**Work to do:** In the entries below, identify every line with the string "shown" and copy it.
------------------------------------------------
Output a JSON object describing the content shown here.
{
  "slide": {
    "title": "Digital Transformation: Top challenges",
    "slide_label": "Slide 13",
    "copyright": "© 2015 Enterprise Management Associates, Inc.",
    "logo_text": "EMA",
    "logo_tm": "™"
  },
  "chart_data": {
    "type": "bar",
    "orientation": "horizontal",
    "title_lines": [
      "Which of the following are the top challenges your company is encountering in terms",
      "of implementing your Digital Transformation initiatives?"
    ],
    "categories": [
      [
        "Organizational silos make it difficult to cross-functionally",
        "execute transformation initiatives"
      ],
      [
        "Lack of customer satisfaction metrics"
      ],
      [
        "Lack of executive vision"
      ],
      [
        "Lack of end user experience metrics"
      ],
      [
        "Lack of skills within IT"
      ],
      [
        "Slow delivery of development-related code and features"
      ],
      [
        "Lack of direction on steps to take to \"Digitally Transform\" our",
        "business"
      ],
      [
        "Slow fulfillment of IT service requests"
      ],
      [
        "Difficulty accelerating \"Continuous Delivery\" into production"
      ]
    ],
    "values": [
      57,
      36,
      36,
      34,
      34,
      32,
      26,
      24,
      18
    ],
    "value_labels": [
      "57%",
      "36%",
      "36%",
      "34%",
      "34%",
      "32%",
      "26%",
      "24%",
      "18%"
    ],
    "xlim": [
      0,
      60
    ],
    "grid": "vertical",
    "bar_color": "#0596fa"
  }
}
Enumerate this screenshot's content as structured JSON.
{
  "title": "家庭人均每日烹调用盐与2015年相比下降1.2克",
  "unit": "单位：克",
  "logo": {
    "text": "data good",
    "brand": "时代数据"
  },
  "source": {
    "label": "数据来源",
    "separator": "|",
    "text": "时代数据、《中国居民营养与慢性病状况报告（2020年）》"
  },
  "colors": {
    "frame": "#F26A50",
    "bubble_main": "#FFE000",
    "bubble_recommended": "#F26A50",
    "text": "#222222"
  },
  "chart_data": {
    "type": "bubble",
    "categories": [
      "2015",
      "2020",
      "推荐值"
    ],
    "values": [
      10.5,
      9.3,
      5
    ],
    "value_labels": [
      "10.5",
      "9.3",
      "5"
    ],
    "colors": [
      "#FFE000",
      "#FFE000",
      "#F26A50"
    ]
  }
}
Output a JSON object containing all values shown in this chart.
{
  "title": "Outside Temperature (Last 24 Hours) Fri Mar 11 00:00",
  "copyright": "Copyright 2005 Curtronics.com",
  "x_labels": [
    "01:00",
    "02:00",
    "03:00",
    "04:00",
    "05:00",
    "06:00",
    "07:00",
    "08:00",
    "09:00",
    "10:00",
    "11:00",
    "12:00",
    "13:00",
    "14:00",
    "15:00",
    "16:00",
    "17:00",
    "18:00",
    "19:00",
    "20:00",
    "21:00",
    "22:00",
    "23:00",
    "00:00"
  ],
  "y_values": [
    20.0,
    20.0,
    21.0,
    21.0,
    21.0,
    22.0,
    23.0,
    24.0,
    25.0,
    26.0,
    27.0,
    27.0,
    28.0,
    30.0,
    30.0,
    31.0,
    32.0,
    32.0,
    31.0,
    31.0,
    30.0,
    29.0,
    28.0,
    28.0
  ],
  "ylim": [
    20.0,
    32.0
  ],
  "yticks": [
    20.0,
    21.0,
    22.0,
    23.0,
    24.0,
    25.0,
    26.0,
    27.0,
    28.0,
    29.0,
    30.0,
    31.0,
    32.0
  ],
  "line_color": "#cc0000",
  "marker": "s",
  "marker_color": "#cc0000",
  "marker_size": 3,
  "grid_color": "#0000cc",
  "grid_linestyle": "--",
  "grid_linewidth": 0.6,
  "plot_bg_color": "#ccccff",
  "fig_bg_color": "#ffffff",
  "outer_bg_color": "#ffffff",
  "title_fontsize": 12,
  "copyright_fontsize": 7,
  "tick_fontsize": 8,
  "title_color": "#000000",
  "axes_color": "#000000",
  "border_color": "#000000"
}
------------------------------------------------
**Task answer:**
Output a JSON object describing the content shown here.
Output a JSON object containing all values shown in this chart.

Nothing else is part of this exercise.